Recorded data
┄┄┄┄┄┄

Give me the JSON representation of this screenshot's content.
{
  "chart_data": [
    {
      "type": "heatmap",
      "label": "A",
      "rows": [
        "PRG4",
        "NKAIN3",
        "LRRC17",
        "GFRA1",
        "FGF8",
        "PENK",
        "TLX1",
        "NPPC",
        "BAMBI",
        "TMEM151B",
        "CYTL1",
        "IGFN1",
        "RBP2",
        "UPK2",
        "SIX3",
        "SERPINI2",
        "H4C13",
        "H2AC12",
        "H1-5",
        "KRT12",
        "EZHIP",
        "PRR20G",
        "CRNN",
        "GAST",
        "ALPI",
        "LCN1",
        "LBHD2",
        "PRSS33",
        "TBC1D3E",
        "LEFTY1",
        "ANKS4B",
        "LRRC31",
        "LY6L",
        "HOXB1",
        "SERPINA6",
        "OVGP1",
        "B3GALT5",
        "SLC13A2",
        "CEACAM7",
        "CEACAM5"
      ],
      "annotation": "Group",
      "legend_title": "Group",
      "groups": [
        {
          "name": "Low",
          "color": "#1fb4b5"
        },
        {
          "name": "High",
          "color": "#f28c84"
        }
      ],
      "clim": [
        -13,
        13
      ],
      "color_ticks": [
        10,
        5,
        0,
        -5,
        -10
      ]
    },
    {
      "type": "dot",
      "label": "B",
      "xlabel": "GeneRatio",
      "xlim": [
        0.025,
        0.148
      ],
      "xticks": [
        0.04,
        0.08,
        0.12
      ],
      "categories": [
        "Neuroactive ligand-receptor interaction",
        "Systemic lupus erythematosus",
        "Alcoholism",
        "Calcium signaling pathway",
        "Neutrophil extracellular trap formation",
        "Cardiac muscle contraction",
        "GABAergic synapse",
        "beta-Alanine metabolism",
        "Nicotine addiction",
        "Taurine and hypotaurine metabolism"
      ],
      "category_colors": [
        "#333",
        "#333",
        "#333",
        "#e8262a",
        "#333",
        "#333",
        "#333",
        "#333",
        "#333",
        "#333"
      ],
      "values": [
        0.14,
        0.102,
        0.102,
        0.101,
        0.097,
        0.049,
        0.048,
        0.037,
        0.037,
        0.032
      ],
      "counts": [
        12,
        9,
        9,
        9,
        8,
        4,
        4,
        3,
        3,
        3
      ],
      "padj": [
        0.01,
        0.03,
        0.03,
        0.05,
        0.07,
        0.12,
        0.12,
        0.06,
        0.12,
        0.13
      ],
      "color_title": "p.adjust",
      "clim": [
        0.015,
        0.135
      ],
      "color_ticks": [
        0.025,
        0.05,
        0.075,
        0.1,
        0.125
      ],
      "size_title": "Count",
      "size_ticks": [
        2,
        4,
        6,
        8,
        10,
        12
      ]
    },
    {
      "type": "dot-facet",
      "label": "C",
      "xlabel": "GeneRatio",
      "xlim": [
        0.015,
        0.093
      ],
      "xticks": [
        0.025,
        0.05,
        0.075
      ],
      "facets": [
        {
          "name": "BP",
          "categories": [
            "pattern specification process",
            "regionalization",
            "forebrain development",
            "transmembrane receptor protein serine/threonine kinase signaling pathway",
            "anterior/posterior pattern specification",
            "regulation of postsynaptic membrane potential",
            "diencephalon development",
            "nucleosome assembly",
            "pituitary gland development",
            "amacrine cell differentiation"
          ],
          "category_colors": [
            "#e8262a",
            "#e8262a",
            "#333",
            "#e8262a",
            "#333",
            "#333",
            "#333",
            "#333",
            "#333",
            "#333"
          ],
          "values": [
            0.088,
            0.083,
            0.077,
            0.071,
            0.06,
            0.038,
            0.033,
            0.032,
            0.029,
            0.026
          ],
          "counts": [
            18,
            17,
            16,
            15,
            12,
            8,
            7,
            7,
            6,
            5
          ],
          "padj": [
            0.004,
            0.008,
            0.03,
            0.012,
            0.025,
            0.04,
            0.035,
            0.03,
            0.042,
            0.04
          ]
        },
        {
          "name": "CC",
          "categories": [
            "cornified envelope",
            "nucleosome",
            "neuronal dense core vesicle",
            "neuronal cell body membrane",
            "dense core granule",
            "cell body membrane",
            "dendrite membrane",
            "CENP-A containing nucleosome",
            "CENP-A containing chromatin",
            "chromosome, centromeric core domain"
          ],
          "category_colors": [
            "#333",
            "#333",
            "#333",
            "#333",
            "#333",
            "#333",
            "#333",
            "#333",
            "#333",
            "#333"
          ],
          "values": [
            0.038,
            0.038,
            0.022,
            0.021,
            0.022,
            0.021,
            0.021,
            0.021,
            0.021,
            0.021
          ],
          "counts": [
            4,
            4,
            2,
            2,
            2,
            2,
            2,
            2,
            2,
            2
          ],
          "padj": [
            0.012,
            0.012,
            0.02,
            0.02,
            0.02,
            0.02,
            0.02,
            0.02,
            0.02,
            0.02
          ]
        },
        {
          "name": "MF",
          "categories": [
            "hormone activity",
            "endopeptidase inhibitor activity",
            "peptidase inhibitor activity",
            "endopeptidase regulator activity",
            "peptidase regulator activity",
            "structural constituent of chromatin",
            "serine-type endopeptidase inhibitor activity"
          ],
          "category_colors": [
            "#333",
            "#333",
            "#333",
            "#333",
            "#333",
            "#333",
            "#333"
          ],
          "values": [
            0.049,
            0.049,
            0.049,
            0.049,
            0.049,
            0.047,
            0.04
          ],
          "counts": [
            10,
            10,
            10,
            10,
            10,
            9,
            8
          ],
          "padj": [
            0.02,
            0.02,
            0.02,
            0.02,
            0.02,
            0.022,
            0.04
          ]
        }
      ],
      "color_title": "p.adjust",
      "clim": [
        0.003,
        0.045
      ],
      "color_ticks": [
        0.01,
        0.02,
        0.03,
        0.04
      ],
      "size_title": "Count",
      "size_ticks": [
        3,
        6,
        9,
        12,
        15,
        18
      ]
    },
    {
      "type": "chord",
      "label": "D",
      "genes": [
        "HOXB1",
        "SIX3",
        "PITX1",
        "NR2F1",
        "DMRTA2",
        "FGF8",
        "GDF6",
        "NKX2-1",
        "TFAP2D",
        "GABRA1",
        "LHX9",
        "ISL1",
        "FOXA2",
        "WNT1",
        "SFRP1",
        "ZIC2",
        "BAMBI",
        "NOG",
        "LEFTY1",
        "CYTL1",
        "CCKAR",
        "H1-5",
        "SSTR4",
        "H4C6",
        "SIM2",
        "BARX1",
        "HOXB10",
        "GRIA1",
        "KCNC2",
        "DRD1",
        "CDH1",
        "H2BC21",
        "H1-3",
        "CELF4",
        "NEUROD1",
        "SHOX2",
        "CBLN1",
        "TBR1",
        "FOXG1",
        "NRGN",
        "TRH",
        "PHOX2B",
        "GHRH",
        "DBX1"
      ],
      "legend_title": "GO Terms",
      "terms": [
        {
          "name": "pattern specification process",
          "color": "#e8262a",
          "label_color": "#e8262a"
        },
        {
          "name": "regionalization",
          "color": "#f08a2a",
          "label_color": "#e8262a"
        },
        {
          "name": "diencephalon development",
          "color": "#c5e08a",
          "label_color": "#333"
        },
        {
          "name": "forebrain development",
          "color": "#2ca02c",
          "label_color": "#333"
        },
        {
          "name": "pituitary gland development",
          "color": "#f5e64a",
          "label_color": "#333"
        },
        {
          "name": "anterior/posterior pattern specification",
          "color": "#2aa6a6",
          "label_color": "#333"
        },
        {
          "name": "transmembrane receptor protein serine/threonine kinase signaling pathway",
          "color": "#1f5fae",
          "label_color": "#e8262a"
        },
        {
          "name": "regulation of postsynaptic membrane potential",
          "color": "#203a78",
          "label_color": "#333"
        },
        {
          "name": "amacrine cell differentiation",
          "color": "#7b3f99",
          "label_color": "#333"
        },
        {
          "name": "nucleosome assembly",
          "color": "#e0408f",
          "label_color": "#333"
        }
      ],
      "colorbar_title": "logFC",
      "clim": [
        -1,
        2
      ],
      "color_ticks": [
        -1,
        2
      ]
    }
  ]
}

┄┄┄┄┄┄

__Instructions for the task__: What belongs in the answer is each line of the data that has the word "protein".

__Solution to this task__:
            "transmembrane receptor protein serine/threonine kinase signaling pathway",
          "name": "transmembrane receptor protein serine/threonine kinase signaling pathway",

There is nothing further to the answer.